[Data excerpts]
+===+

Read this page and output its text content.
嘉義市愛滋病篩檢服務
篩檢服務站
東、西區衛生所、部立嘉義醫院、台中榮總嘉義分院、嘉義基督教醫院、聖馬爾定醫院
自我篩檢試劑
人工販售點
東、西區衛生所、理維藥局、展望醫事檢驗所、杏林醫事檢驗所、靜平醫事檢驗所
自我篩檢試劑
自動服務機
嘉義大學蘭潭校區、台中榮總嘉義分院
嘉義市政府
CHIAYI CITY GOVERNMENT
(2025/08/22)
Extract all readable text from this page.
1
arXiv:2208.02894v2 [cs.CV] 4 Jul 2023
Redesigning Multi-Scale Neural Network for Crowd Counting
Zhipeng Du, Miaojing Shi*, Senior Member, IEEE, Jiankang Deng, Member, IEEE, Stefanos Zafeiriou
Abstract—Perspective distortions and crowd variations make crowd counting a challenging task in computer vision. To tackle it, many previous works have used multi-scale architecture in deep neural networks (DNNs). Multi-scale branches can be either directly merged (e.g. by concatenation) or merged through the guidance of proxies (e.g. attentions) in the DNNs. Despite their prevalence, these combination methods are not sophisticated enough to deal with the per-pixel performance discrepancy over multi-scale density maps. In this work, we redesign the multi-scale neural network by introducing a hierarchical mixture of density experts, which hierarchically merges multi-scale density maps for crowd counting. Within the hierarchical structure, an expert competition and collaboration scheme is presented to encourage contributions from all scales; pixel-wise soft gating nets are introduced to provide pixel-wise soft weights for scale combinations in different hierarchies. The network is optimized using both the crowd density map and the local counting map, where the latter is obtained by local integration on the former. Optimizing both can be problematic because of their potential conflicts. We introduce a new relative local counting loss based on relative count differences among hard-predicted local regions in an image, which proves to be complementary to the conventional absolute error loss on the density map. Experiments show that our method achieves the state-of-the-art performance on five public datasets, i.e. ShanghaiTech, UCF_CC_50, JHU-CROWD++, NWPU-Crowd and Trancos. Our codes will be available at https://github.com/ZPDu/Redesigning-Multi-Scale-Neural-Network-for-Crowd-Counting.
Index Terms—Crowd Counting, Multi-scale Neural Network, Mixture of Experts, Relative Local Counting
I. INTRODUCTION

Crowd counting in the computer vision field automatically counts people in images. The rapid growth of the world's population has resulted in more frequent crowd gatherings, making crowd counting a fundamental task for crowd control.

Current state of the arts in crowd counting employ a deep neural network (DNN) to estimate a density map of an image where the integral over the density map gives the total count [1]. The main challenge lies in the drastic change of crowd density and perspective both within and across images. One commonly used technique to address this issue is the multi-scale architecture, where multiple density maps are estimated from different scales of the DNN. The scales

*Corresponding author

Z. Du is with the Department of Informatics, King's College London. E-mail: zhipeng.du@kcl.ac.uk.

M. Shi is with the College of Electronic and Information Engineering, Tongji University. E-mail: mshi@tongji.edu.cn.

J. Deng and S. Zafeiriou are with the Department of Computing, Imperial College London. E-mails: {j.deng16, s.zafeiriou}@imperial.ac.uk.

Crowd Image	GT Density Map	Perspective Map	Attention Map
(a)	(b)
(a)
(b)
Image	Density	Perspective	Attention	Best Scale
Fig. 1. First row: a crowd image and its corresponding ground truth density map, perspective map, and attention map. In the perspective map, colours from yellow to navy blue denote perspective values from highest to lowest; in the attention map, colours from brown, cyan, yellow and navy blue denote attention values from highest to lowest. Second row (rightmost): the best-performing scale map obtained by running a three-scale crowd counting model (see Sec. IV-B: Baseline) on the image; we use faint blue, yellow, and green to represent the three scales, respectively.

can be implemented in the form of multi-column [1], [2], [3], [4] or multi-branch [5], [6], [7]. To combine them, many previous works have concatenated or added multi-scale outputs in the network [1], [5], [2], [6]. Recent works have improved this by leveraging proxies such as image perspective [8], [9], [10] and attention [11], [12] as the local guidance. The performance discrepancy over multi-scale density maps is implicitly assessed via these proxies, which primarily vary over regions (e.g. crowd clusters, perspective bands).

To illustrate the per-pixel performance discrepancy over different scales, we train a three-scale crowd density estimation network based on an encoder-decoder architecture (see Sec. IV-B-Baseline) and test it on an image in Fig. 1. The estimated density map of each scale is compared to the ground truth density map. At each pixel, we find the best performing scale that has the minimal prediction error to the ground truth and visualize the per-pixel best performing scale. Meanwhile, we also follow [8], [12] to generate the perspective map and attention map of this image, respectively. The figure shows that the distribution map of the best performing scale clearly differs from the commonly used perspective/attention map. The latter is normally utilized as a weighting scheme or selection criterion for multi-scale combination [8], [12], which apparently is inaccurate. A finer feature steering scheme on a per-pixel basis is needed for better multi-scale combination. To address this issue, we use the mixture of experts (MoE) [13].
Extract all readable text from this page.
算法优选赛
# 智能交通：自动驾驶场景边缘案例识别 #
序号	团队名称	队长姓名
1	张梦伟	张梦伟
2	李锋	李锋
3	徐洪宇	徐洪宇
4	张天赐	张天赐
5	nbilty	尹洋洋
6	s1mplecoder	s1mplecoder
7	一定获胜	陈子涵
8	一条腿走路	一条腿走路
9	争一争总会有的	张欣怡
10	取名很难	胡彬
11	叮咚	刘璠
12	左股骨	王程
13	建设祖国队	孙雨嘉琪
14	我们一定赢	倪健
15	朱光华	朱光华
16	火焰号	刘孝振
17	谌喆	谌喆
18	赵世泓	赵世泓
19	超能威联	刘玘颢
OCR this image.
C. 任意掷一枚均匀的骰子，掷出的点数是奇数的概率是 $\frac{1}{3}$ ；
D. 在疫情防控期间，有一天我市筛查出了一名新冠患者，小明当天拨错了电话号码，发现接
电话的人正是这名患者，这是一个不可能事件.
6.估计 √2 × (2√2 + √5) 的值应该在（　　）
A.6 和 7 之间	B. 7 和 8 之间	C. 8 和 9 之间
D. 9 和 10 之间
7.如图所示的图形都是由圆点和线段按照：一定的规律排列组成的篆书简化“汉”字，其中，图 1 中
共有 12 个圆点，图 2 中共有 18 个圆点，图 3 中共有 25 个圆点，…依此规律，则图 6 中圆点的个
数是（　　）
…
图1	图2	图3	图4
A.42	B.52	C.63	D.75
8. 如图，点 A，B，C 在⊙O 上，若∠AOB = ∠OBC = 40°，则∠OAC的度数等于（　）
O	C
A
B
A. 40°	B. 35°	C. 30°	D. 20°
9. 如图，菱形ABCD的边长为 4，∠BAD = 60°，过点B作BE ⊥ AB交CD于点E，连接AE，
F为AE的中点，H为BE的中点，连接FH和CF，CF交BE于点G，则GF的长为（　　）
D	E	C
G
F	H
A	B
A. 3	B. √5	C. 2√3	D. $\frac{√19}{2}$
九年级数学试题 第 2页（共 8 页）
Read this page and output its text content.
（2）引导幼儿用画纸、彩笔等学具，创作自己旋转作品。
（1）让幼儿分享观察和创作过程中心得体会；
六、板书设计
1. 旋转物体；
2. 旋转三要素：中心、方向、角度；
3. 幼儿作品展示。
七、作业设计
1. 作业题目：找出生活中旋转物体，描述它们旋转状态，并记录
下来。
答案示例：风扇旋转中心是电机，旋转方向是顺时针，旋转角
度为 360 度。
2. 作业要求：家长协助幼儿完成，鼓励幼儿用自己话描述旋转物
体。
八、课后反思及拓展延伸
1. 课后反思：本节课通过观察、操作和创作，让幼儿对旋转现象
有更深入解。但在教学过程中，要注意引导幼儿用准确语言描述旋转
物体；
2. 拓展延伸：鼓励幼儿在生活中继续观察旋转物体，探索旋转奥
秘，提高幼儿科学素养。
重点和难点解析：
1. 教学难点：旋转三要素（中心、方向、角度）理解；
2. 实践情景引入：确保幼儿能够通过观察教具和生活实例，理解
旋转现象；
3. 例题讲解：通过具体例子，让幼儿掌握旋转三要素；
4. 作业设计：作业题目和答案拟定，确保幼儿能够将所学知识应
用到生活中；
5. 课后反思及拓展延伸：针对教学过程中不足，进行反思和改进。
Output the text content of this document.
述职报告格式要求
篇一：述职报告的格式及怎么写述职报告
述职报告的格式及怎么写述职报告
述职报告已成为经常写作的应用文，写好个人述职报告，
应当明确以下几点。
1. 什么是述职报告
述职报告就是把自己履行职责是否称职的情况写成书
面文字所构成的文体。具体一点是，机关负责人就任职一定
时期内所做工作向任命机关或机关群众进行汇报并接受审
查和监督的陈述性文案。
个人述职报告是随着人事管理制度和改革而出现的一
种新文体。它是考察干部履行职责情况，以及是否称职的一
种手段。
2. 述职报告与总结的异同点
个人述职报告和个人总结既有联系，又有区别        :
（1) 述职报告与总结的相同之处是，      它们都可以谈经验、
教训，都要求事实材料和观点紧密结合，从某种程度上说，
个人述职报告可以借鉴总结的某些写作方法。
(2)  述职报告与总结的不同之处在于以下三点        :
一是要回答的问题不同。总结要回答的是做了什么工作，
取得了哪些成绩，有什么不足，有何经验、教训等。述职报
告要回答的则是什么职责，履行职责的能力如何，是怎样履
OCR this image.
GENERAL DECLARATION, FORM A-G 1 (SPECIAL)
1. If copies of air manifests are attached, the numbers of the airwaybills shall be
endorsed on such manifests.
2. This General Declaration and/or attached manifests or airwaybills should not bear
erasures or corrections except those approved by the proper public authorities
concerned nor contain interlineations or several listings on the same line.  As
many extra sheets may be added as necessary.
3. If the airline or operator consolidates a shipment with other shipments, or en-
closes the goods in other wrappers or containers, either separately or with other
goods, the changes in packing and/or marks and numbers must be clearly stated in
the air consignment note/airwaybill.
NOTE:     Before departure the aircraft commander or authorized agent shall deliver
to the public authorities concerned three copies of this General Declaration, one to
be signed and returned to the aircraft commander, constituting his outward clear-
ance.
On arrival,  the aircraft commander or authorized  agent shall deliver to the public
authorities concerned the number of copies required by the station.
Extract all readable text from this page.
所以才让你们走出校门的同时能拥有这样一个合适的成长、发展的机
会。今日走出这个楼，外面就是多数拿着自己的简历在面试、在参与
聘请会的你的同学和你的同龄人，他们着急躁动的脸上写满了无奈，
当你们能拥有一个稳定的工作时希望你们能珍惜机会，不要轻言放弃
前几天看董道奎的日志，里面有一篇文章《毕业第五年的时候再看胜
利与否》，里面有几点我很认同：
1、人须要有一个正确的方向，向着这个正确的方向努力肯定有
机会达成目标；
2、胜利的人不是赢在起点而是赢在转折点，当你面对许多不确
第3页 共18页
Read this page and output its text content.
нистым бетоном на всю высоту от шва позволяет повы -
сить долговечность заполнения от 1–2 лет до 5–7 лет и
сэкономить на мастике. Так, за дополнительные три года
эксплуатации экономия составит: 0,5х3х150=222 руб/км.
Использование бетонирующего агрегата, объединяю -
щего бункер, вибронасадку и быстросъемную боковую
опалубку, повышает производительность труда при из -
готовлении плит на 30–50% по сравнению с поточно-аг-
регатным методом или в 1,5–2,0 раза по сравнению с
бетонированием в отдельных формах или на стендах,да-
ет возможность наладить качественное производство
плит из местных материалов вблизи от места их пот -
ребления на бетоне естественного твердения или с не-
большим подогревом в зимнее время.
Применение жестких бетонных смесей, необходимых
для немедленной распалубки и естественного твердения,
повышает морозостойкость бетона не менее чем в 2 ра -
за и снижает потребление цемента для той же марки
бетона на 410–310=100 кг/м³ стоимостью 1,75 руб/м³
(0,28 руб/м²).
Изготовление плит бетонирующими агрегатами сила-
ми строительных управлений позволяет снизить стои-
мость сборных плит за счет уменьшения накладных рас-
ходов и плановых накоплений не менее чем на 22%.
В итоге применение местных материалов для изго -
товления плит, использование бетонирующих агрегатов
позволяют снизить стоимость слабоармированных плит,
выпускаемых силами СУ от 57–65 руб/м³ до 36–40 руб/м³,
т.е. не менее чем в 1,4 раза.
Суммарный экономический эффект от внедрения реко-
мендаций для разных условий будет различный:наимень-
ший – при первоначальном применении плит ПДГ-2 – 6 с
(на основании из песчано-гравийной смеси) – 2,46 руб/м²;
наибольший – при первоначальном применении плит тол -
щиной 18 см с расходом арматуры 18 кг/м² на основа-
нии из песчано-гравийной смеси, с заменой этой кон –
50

+===+

Job: Exactly how many lines of the material contain the word "airwaybills"? Write the number alone.

Expected answer: 2